Go through the material and pull out every line with the string "наруш" in it.

========================================

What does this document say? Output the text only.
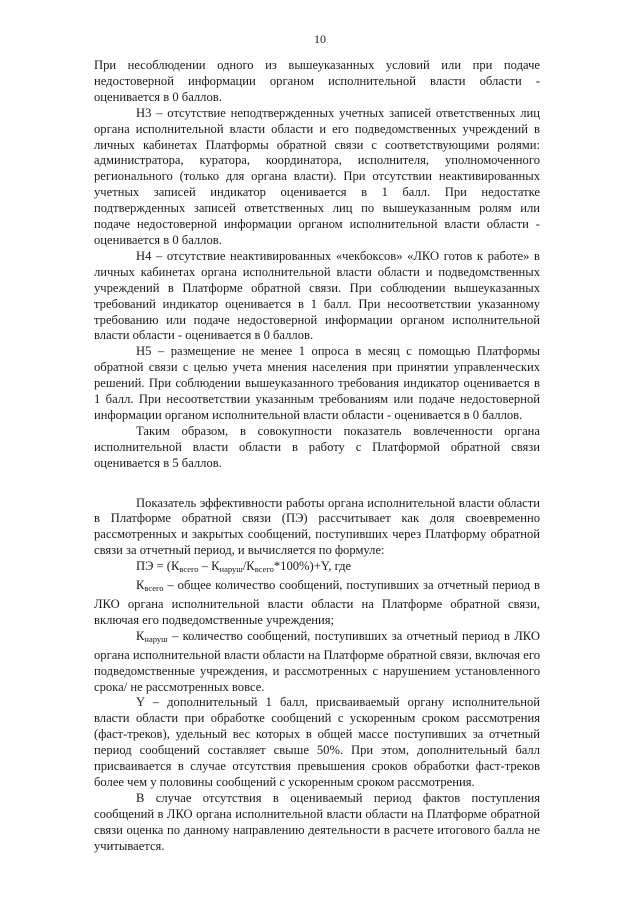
10

При несоблюдении одного из вышеуказанных условий или при подаче недостоверной информации органом исполнительной власти области - оценивается в 0 баллов.

Н3 – отсутствие неподтвержденных учетных записей ответственных лиц органа исполнительной власти области и его подведомственных учреждений в личных кабинетах Платформы обратной связи с соответствующими ролями: администратора, куратора, координатора, исполнителя, уполномоченного регионального (только для органа власти). При отсутствии неактивированных учетных записей индикатор оценивается в 1 балл. При недостатке подтвержденных записей ответственных лиц по вышеуказанным ролям или подаче недостоверной информации органом исполнительной власти области - оценивается в 0 баллов.

Н4 – отсутствие неактивированных «чекбоксов» «ЛКО готов к работе» в личных кабинетах органа исполнительной власти области и подведомственных учреждений в Платформе обратной связи. При соблюдении вышеуказанных требований индикатор оценивается в 1 балл. При несоответствии указанному требованию или подаче недостоверной информации органом исполнительной власти области - оценивается в 0 баллов.

Н5 – размещение не менее 1 опроса в месяц с помощью Платформы обратной связи с целью учета мнения населения при принятии управленческих решений. При соблюдении вышеуказанного требования индикатор оценивается в 1 балл. При несоответствии указанным требованиям или подаче недостоверной информации органом исполнительной власти области - оценивается в 0 баллов.

Таким образом, в совокупности показатель вовлеченности органа исполнительной власти области в работу с Платформой обратной связи оценивается в 5 баллов.

Показатель эффективности работы органа исполнительной власти области в Платформе обратной связи (ПЭ) рассчитывает как доля своевременно рассмотренных и закрытых сообщений, поступивших через Платформу обратной связи за отчетный период, и вычисляется по формуле:

ПЭ = $(К_{всего} - К_{наруш}/К_{всего}*100\%)+Y$, где

$К_{всего}$ – общее количество сообщений, поступивших за отчетный период в ЛКО органа исполнительной власти области на Платформе обратной связи, включая его подведомственные учреждения;

$К_{наруш}$ – количество сообщений, поступивших за отчетный период в ЛКО органа исполнительной власти области на Платформе обратной связи, включая его подведомственные учреждения, и рассмотренных с нарушением установленного срока/ не рассмотренных вовсе.

Y – дополнительный 1 балл, присваиваемый органу исполнительной власти области при обработке сообщений с ускоренным сроком рассмотрения (фаст-треков), удельный вес которых в общей массе поступивших за отчетный период сообщений составляет свыше 50%. При этом, дополнительный балл присваивается в случае отсутствия превышения сроков обработки фаст-треков более чем у половины сообщений с ускоренным сроком рассмотрения.

В случае отсутствия в оцениваемый период фактов поступления сообщений в ЛКО органа исполнительной власти области на Платформе обратной связи оценка по данному направлению деятельности в расчете итогового балла не учитывается.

========================================

Solution —
ПЭ = $(К_{всего} - К_{наруш}/К_{всего}*100\%)+Y$, где
$К_{наруш}$ – количество сообщений, поступивших за отчетный период в ЛКО органа исполнительной власти области на Платформе обратной связи, включая его подведомственные учреждения, и рассмотренных с нарушением установленного срока/ не рассмотренных вовсе.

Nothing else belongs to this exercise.